**EXERCISE BRIEF:** Locate the lines of the listing below that hold "izolace", then copy each of them.

Extracted records
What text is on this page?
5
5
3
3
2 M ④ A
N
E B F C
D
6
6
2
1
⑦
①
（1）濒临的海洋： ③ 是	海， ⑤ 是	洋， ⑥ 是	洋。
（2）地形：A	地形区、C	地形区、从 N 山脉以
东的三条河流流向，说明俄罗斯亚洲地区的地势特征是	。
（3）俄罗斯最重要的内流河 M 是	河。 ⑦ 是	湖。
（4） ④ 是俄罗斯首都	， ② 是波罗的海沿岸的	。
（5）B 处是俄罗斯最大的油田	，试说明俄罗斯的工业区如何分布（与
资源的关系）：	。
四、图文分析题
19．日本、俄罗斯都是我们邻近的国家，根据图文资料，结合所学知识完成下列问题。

---

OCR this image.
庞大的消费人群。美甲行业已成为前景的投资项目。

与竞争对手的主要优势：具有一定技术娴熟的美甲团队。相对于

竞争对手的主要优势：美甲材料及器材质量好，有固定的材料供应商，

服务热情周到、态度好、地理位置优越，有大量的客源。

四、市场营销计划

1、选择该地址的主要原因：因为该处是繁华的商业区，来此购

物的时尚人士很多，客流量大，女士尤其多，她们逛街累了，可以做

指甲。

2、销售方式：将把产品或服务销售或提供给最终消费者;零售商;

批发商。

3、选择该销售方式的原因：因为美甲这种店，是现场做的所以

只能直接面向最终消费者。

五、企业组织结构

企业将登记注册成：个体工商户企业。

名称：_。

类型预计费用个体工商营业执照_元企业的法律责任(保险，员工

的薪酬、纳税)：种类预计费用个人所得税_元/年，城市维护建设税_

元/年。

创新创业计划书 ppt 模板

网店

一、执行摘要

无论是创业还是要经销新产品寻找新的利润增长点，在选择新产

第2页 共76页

---

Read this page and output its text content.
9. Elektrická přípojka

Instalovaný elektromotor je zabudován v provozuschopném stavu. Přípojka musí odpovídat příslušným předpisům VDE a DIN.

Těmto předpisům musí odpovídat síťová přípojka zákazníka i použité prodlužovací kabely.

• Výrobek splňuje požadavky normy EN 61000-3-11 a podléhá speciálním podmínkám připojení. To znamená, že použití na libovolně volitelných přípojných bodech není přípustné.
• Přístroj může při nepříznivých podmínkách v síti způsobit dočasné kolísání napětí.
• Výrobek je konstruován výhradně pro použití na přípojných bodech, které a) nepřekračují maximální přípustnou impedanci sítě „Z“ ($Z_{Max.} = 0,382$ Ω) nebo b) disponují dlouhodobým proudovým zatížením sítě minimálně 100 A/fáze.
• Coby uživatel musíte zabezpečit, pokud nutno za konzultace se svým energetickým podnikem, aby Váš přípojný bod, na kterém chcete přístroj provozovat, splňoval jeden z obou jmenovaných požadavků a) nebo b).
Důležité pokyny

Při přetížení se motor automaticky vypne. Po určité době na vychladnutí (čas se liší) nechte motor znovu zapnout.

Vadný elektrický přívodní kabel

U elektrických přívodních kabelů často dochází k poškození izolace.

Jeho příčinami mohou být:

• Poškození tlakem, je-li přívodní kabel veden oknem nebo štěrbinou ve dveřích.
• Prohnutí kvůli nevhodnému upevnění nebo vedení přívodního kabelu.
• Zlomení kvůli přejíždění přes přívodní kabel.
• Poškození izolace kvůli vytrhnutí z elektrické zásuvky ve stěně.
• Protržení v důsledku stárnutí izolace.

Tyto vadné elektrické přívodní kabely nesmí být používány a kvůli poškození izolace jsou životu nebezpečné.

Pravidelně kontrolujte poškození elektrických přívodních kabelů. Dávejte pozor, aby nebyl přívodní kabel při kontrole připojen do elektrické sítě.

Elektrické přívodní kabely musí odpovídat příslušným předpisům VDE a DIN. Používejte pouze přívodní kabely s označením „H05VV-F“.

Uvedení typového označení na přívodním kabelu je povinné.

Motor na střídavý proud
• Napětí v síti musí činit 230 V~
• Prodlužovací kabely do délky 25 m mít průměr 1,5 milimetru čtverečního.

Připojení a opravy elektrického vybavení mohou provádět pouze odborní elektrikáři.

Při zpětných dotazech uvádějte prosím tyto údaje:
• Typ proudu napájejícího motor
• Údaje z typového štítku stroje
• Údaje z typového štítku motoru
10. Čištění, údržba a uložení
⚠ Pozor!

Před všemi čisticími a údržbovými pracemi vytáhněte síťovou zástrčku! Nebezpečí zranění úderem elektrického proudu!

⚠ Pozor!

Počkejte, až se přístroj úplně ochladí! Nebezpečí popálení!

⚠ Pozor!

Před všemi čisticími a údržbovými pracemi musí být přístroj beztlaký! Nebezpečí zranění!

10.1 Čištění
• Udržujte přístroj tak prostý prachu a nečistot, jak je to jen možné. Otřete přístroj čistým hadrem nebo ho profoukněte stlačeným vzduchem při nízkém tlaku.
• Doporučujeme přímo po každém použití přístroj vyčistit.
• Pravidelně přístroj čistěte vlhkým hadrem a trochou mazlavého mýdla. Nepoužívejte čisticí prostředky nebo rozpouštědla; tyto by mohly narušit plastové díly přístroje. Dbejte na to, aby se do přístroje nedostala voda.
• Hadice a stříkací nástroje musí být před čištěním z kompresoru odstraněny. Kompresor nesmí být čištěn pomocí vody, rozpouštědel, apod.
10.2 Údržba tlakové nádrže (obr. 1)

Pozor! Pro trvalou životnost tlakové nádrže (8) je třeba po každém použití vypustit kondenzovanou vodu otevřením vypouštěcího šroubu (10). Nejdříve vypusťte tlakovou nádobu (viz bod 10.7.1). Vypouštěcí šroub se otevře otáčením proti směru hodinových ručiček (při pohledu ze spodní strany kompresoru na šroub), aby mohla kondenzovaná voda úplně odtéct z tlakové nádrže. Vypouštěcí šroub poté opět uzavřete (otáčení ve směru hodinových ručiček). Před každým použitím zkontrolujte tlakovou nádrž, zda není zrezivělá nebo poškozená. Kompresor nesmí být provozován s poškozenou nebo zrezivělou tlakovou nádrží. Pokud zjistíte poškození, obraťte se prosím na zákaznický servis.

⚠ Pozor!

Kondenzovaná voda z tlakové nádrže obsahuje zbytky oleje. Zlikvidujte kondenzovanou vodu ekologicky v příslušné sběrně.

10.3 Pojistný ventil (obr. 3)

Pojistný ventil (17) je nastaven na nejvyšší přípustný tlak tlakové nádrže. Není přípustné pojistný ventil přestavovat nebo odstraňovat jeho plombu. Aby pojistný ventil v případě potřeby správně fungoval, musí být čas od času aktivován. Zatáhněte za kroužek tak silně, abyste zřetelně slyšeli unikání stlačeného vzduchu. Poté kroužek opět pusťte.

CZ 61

**WRITTEN SOLUTION:**
U elektrických přívodních kabelů často dochází k poškození izolace.
• Poškození izolace kvůli vytrhnutí z elektrické zásuvky ve stěně.
• Protržení v důsledku stárnutí izolace.
Tyto vadné elektrické přívodní kabely nesmí být používány a kvůli poškození izolace jsou životu nebezpečné.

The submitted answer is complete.